# EXTRAIT DU TEXTE:
◆ ◆ ◆ ◆ ◆ ◆ ◆

J’en reviens pas.
Internet, c’est l’ouverture sur le monde ! Qu’y disaient.
Tu parles.
Macache.
La blogosphère francophone est une pauvre cage dans laquelle j’ai l’impression de tourner en rond depuis qu’il m’a pris l’envie de vouloir l’explorer.
Je peux aller n’importe où, cliquer sur n’importe quel lien, je retomberai TOUJOURS sur un nom déjà vu, voir même sur des personnes que je connais déjà. Que je les apprécie, remarque ;
Ou Pas.
Je peux changer de goûts, m’abandonner là sur le bord de la route ; je pique un cerveau à un clampin de passage, et j’essaie de découvrir le monde avec des neurones autres que les miens.
Pitié, faites que je tombe pas sur un agriculteur chasseur beauceron, j’ai pas envie de voter le pen dimanche.
Haha, désolée ma petite, me répondit dieu, fallait partir d’ici avant.
Noooonnn !!!!!!!!!!!!!!
Oups.
Pardon.
J’étais en plein cauchemar.
Je peux aussi arrêter de m’agaçer toute seule ; je saute de joie et je crie Youpi Que le monde est petit ! en remuant mes petites mains et en faisant semblant d’être heureuse de cet état de compression et d’enfermement qui me devient aussi supportable et vomitif que des nouilles au fond d’un évier.
Je peux aussi me réjouir avec un peu plus d’entrain sincère (ça devrait se trouver, en raclant bien au fond du coeur, chose difficile ces temps-ci, y’a plus de lumière, j’ai oublié de payer la facture d’électricité, y’a des mygales grosses comme mon poing je suis sûre là-bas dedans, des bouts de verre et des lames de rasoir rouillées, je serais moi, je m’y risquerais pas).

◆ ◆ ◆ ◆ ◆ ◆ ◆

# DONNÉES ENREGISTRÉES:

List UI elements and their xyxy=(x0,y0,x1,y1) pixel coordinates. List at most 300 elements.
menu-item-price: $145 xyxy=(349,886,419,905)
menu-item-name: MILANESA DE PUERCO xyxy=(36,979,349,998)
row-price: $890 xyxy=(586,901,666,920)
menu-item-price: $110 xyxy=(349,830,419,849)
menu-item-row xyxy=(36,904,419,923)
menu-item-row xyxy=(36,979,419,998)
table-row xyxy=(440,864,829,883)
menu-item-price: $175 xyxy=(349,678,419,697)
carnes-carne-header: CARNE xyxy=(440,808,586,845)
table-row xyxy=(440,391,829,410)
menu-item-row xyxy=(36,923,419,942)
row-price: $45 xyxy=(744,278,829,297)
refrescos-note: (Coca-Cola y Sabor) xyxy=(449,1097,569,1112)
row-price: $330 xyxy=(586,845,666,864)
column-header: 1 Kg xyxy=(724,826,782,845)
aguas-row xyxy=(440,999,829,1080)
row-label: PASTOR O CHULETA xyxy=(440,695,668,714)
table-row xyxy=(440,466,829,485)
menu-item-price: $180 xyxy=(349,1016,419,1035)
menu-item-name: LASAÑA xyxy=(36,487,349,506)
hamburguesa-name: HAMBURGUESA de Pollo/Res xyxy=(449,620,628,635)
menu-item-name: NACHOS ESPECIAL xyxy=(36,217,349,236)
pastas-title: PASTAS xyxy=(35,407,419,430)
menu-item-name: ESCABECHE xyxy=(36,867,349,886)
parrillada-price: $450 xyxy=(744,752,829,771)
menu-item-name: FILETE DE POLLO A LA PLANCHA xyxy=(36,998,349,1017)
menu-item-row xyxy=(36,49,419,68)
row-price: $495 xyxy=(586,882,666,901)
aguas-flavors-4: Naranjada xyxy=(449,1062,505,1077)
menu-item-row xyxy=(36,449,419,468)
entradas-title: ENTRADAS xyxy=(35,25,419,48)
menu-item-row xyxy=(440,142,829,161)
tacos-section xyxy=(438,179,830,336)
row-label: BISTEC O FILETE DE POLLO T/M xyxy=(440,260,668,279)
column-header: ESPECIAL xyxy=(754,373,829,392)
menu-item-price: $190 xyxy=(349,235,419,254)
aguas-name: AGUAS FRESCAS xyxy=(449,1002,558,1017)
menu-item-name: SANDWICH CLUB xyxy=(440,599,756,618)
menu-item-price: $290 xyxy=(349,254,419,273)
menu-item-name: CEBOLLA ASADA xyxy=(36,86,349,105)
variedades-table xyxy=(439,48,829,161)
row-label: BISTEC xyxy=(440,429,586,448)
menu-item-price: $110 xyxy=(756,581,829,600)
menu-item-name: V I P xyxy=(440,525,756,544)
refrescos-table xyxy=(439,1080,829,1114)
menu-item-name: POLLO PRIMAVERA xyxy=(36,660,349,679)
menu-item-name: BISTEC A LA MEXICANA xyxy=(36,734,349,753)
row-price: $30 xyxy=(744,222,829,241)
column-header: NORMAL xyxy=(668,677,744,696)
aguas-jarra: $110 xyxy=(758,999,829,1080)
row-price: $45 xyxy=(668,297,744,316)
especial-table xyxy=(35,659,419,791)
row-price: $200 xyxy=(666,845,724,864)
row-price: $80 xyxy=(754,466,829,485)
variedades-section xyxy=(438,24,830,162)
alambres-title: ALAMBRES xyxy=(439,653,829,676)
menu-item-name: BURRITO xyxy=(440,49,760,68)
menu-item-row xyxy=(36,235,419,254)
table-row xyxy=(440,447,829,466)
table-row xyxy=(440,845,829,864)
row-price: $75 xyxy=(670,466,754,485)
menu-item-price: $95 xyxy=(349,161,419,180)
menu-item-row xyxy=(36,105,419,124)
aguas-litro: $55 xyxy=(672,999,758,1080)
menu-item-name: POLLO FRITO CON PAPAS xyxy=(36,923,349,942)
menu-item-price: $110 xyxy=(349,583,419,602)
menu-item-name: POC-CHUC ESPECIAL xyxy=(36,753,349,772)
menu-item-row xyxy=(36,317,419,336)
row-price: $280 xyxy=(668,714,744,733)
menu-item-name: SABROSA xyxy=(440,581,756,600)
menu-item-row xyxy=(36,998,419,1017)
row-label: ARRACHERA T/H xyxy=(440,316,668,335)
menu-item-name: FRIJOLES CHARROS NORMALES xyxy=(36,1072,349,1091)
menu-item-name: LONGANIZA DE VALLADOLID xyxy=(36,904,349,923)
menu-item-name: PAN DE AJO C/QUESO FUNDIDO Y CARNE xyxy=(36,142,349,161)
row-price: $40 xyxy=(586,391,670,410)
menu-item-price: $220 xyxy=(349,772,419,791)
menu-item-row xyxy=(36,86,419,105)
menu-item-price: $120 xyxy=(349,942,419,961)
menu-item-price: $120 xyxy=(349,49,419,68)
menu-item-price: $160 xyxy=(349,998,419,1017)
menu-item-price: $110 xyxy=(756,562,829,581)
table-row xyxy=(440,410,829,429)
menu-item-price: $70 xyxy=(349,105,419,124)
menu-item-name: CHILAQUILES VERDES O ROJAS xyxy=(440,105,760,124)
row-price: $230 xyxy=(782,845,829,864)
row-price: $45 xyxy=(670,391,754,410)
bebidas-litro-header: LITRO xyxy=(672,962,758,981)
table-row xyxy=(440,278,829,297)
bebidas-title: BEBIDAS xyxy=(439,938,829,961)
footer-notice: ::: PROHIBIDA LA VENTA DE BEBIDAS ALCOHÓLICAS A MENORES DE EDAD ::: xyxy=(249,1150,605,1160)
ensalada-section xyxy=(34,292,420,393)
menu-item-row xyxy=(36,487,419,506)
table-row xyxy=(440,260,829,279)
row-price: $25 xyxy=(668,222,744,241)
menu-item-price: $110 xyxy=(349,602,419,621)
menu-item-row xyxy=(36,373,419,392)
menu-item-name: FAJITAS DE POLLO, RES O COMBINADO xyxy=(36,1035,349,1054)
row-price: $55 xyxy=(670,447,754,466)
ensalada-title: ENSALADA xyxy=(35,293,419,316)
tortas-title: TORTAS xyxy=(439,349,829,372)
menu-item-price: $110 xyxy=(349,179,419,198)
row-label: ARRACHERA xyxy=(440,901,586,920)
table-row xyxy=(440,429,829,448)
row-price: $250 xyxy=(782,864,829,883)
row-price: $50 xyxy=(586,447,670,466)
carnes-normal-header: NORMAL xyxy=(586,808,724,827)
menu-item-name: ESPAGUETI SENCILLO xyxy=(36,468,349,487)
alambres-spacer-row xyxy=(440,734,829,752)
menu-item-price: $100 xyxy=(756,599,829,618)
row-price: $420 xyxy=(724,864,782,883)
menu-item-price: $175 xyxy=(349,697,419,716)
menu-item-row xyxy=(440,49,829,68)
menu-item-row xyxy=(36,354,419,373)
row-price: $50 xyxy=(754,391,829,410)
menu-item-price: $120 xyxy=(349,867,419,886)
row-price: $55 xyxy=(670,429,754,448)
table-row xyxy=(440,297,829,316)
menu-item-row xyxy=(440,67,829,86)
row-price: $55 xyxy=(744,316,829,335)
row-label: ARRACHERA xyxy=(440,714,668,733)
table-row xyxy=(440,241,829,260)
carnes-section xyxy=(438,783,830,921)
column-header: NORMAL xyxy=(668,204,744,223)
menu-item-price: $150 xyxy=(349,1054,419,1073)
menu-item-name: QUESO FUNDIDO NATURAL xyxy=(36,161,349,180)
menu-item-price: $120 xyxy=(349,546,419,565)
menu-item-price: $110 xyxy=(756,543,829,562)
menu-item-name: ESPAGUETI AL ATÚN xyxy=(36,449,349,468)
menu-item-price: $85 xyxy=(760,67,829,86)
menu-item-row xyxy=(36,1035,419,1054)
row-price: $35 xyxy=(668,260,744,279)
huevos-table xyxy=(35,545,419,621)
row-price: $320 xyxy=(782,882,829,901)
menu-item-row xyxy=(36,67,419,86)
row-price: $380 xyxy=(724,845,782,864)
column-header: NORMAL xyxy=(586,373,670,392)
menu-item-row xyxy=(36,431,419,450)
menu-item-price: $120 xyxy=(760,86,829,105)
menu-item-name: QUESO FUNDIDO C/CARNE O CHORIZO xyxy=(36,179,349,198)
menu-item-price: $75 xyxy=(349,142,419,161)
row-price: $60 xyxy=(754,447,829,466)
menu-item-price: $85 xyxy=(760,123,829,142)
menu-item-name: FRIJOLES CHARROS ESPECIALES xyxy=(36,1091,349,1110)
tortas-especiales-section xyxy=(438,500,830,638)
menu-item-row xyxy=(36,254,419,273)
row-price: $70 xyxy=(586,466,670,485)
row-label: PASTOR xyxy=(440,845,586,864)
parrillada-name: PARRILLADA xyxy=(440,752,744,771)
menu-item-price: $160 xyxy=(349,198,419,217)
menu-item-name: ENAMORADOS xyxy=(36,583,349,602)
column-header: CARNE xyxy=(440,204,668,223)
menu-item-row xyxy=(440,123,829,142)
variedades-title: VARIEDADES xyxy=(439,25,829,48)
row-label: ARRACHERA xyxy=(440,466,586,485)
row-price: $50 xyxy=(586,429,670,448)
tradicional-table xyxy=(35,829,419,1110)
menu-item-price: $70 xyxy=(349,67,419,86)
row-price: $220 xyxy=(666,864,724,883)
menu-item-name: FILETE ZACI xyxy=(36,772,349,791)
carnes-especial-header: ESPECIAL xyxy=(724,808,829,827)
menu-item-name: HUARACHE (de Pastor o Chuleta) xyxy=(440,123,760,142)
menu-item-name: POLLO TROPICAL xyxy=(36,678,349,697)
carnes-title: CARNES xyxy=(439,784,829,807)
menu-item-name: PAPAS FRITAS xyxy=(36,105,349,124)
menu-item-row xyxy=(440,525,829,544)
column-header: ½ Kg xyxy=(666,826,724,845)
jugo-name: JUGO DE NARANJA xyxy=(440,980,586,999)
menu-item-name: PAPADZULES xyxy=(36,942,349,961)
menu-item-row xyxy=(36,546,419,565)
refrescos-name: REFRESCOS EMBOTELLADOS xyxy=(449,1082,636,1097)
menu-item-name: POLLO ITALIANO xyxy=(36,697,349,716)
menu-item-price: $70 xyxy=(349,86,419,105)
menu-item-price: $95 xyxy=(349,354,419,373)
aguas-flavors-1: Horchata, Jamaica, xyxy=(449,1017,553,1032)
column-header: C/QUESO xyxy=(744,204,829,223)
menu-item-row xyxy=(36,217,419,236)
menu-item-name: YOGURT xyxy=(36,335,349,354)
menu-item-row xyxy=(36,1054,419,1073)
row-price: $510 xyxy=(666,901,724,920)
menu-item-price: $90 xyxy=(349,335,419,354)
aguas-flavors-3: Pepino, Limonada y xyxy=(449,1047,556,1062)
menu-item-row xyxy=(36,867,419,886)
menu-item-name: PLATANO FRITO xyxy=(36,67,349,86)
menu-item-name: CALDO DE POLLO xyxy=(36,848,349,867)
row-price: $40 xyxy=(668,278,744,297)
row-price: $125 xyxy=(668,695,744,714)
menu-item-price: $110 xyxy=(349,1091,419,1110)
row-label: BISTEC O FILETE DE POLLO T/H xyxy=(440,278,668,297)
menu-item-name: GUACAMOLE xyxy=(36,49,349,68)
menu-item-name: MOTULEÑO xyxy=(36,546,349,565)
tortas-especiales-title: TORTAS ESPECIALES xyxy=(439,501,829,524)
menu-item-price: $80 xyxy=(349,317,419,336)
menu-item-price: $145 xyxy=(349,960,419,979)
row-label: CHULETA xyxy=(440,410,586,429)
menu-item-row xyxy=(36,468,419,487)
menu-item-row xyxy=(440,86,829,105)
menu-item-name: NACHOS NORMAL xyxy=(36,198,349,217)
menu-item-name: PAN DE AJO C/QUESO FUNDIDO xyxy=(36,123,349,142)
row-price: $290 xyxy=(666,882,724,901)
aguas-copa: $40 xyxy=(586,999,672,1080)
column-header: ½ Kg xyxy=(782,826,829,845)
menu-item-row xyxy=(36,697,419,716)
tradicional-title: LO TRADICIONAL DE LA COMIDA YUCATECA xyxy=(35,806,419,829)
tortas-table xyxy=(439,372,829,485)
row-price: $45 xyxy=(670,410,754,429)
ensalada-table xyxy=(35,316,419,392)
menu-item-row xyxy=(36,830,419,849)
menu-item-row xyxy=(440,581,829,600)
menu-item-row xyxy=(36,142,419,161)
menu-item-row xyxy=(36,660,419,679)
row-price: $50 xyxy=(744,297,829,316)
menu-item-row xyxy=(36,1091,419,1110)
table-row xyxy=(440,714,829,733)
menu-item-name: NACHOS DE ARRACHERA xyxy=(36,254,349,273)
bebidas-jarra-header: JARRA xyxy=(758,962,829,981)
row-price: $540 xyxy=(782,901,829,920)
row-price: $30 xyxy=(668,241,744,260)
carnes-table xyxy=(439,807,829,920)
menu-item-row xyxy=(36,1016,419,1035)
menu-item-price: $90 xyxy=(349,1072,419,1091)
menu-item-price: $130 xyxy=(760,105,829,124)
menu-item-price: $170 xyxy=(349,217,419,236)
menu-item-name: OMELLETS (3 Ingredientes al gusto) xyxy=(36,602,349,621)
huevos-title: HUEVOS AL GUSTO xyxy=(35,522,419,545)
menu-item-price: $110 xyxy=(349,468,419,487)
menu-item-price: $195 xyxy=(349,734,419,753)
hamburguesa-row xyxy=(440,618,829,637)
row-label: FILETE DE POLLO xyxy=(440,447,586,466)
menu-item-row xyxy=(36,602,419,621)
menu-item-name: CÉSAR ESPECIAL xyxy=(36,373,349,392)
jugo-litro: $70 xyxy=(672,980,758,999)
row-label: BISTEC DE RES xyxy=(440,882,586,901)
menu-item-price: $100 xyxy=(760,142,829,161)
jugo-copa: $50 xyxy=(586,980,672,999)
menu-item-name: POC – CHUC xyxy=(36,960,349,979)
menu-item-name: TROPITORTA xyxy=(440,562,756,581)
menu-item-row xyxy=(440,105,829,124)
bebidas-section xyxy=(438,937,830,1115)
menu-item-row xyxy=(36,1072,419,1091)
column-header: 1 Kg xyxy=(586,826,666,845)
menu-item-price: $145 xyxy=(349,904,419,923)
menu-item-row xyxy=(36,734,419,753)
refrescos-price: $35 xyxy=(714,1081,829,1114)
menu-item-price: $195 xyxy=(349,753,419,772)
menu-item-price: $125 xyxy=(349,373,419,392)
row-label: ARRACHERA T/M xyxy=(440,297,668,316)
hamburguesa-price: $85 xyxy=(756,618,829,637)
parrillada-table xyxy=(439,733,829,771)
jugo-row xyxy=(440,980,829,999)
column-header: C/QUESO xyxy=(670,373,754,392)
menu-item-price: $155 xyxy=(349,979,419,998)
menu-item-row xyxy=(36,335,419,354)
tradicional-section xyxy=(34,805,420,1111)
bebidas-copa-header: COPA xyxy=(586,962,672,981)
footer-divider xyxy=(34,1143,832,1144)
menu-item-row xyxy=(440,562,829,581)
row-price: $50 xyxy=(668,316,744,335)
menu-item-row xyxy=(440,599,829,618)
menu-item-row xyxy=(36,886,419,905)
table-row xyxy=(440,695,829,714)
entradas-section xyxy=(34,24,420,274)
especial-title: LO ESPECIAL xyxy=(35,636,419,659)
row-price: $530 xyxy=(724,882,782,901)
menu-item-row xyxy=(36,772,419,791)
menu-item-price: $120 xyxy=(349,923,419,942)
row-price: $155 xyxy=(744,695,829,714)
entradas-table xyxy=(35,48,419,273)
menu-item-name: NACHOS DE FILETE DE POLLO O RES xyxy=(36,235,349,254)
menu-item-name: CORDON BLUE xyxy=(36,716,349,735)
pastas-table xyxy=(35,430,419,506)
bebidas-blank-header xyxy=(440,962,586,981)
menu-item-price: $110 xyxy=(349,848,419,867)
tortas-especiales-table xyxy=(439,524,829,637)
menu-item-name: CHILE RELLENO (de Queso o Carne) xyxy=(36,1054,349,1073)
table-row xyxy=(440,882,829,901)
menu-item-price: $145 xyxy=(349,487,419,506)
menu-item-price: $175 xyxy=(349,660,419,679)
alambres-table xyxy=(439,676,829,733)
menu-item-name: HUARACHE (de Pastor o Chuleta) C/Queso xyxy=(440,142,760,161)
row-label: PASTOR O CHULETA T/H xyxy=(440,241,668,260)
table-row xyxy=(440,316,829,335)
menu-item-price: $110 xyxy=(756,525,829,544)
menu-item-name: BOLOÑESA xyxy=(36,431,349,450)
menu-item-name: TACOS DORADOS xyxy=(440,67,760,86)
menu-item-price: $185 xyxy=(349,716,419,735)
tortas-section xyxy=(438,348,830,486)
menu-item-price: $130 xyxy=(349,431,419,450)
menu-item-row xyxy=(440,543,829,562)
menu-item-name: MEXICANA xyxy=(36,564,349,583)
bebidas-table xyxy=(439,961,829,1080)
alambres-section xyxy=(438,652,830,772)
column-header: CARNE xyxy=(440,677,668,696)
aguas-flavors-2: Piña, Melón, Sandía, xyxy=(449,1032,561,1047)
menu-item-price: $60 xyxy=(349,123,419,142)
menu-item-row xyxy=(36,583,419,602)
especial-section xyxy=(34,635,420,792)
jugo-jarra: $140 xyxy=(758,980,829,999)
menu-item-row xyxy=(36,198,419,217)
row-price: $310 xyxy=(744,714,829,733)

◆ ◆ ◆ ◆ ◆ ◆ ◆

# CONSIGNE 1:
Indiquez si chacune des affirmations suivantes concorde avec l’extrait sur la blogosphère francophone : (a) la blogosphère francophone y est comparée à une cage ; (b) la personne qui écrit a payé sa facture d’électricité ; (c) en cliquant sur n’importe quel lien, elle tombe toujours sur des noms nouveaux. Pour chacune, répondez par oui ou par non et citez les mots de l’extrait qui tranchent.
# CONSIGNE 2:
Dans l’extrait sur la blogosphère francophone, à quoi l’état de compression et d’enfermement est-il comparé ?

# RÉPONSE 1:
(a) Oui : « La blogosphère francophone est une pauvre cage dans laquelle j’ai l’impression de tourner en rond ».
(b) Non : « j’ai oublié de payer la facture d’électricité ».
(c) Non : « je retomberai TOUJOURS sur un nom déjà vu ».

# RÉPONSE 2:
Il est comparé à des nouilles au fond d’un évier.